TASK STATEMENT
Will you transcribe all the entries word for word, skipping the pictures they hold?

───── AVAILABLE DATA

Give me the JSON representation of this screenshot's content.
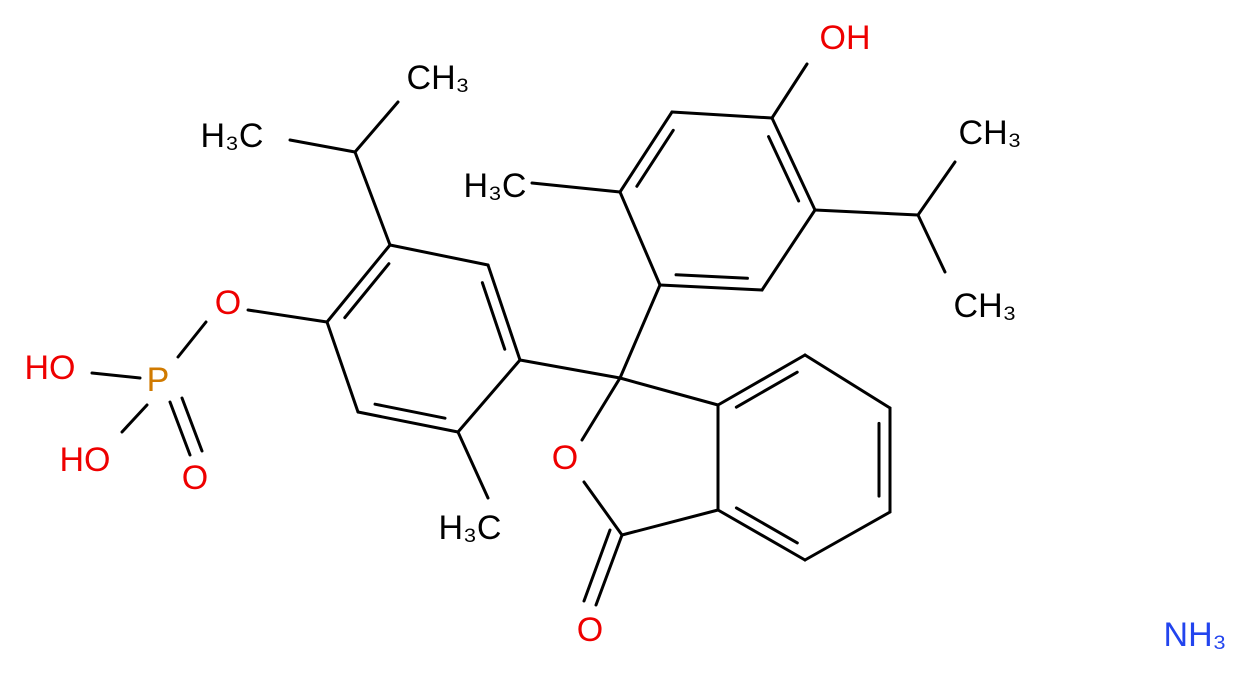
{
  "atoms": [
    "CH₃",
    "H₃C",
    "O",
    "HO",
    "P",
    "HO",
    "O",
    "H₃C",
    "OH",
    "CH₃",
    "H₃C",
    "CH₃",
    "O",
    "O",
    "NH₃"
  ]
}
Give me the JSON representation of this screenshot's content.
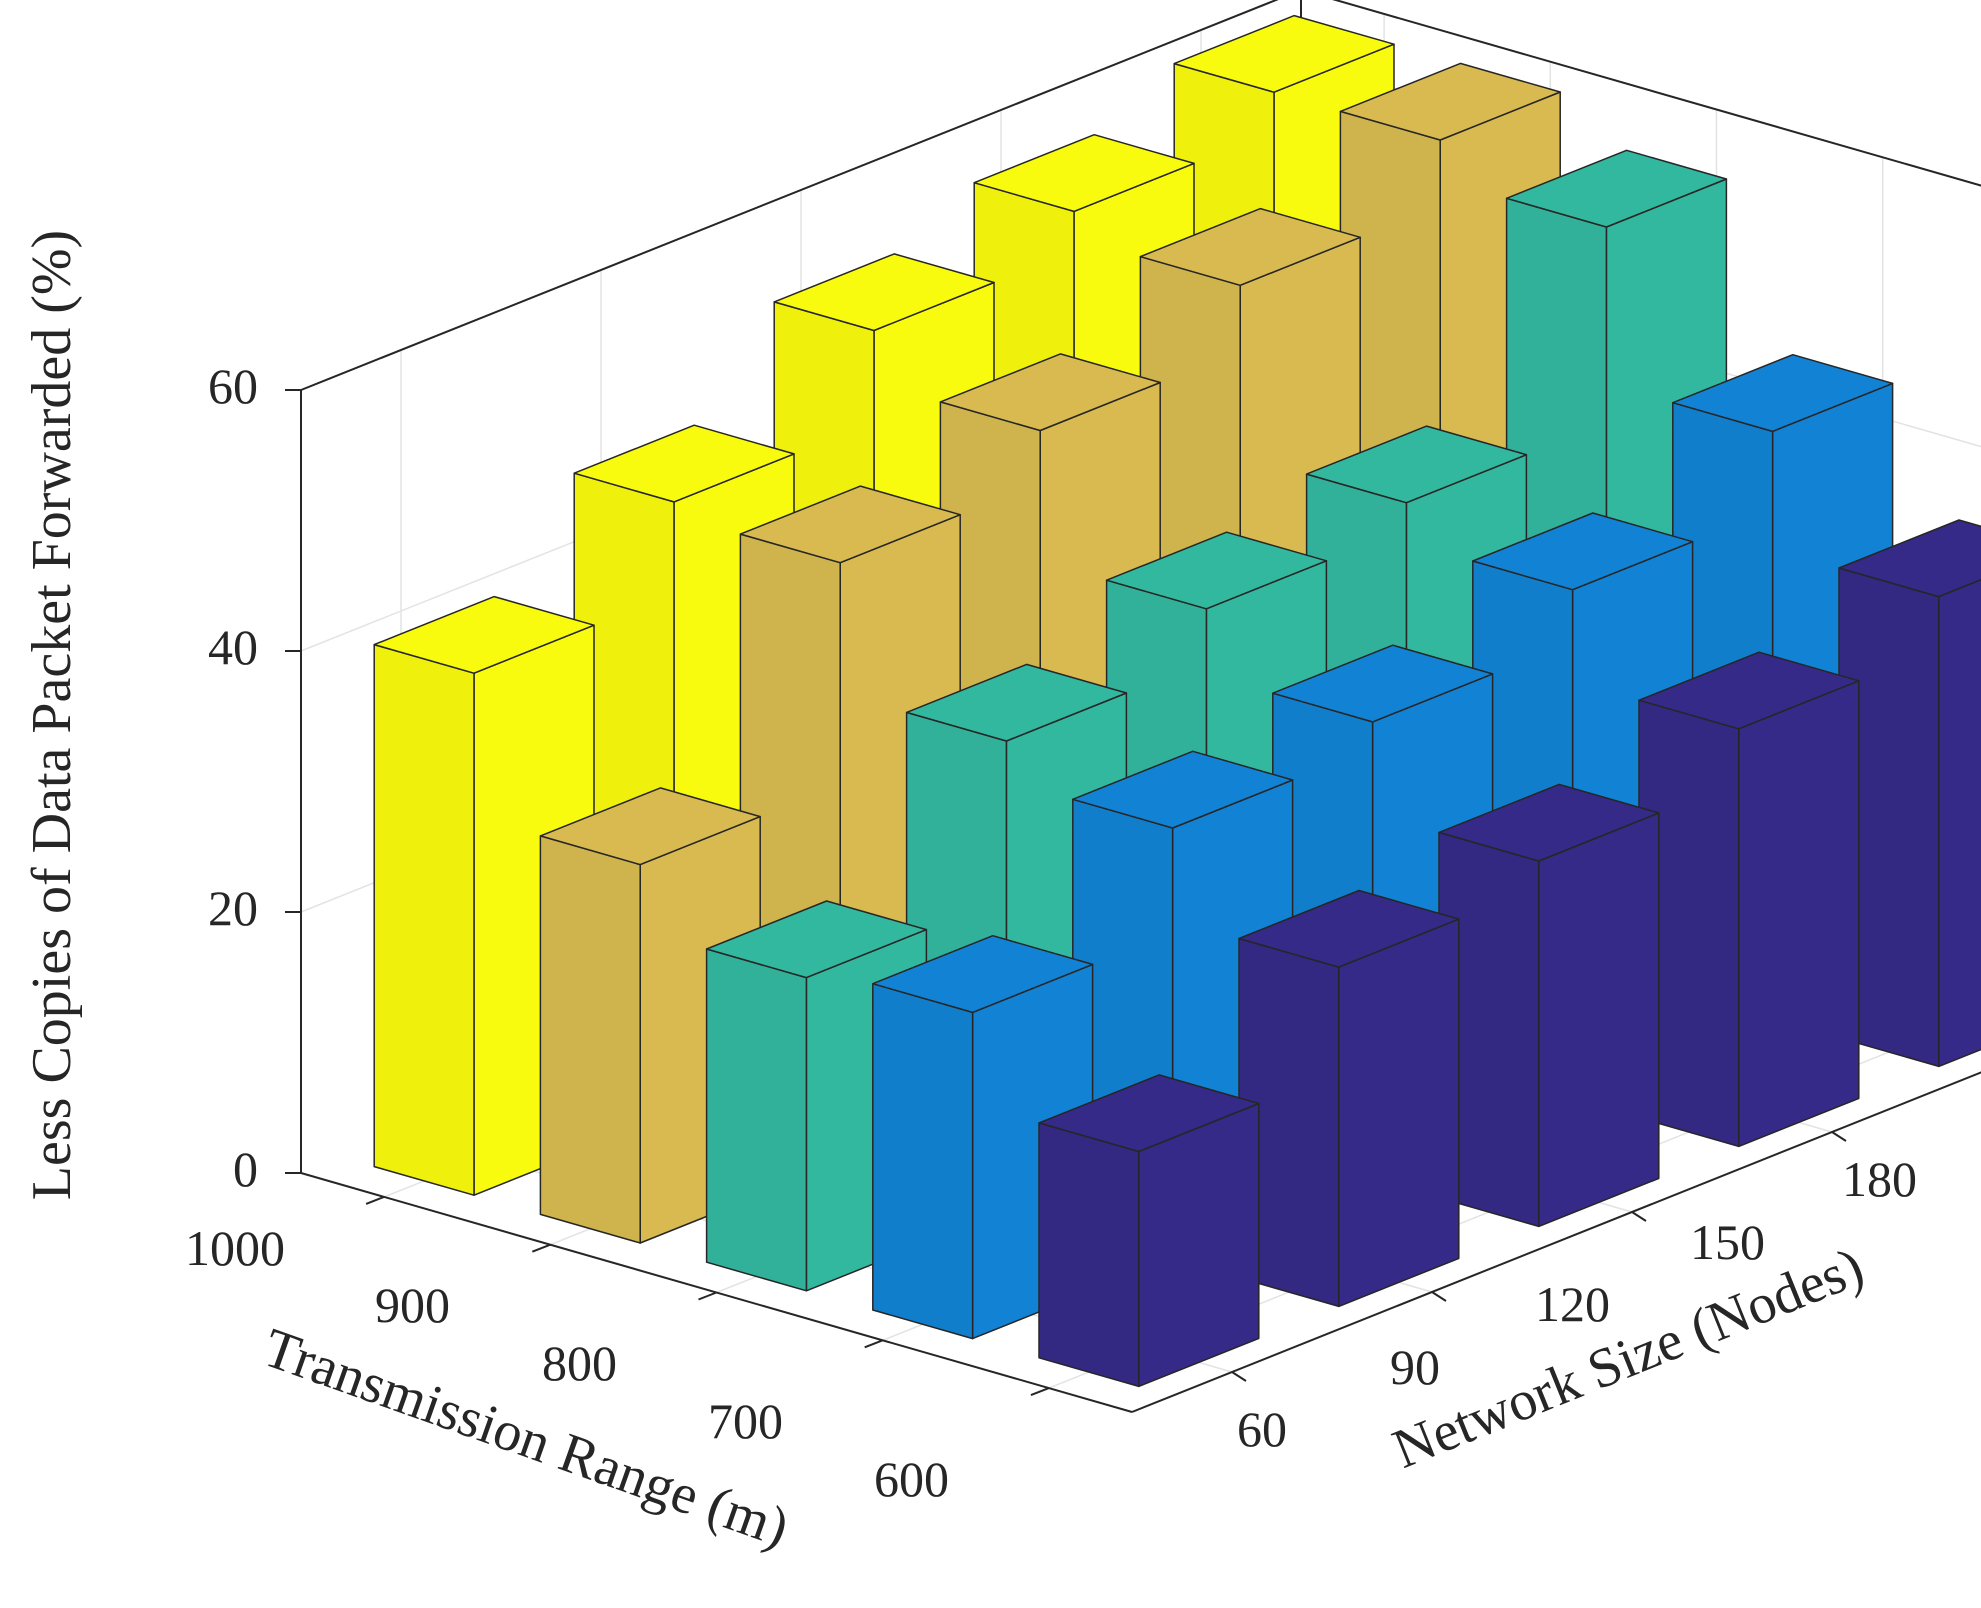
{
  "chart_data": {
    "type": "bar3d",
    "title": "",
    "zlabel": "Less Copies of Data Packet Forwarded (%)",
    "xlabel": "Transmission Range (m)",
    "ylabel": "Network Size (Nodes)",
    "x_ticks": [
      "1000",
      "900",
      "800",
      "700",
      "600"
    ],
    "y_ticks": [
      "60",
      "90",
      "120",
      "150",
      "180"
    ],
    "z_ticks": [
      "0",
      "20",
      "40",
      "60"
    ],
    "zlim": [
      0,
      60
    ],
    "grid": true,
    "series": [
      {
        "name": "600",
        "color": "#352A87",
        "values": [
          18,
          26,
          28,
          32,
          36
        ]
      },
      {
        "name": "700",
        "color": "#1283D4",
        "values": [
          25,
          33,
          35,
          39,
          45
        ]
      },
      {
        "name": "800",
        "color": "#33B8A0",
        "values": [
          24,
          36,
          40,
          42,
          57
        ]
      },
      {
        "name": "900",
        "color": "#D8BA50",
        "values": [
          29,
          46,
          50,
          55,
          60
        ]
      },
      {
        "name": "1000",
        "color": "#F9FB0E",
        "values": [
          40,
          47,
          54,
          57,
          60
        ]
      }
    ]
  }
}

──────────

ANSWER FOR THIS EXERCISE
Give me the JSON representation of this screenshot's content.
{
  "atoms": [
    "CH₃",
    "H₃C",
    "O",
    "HO",
    "P",
    "HO",
    "O",
    "H₃C",
    "OH",
    "CH₃",
    "H₃C",
    "CH₃",
    "O",
    "O",
    "NH₃"
  ]
}
Give me the JSON representation of this screenshot's content.
{
  "chart_data": {
    "type": "bar3d",
    "title": "",
    "zlabel": "Less Copies of Data Packet Forwarded (%)",
    "xlabel": "Transmission Range (m)",
    "ylabel": "Network Size (Nodes)",
    "x_ticks": [
      "1000",
      "900",
      "800",
      "700",
      "600"
    ],
    "y_ticks": [
      "60",
      "90",
      "120",
      "150",
      "180"
    ],
    "z_ticks": [
      "0",
      "20",
      "40",
      "60"
    ],
    "zlim": [
      0,
      60
    ],
    "grid": true,
    "series": [
      {
        "name": "600",
        "color": "#352A87",
        "values": [
          18,
          26,
          28,
          32,
          36
        ]
      },
      {
        "name": "700",
        "color": "#1283D4",
        "values": [
          25,
          33,
          35,
          39,
          45
        ]
      },
      {
        "name": "800",
        "color": "#33B8A0",
        "values": [
          24,
          36,
          40,
          42,
          57
        ]
      },
      {
        "name": "900",
        "color": "#D8BA50",
        "values": [
          29,
          46,
          50,
          55,
          60
        ]
      },
      {
        "name": "1000",
        "color": "#F9FB0E",
        "values": [
          40,
          47,
          54,
          57,
          60
        ]
      }
    ]
  }
}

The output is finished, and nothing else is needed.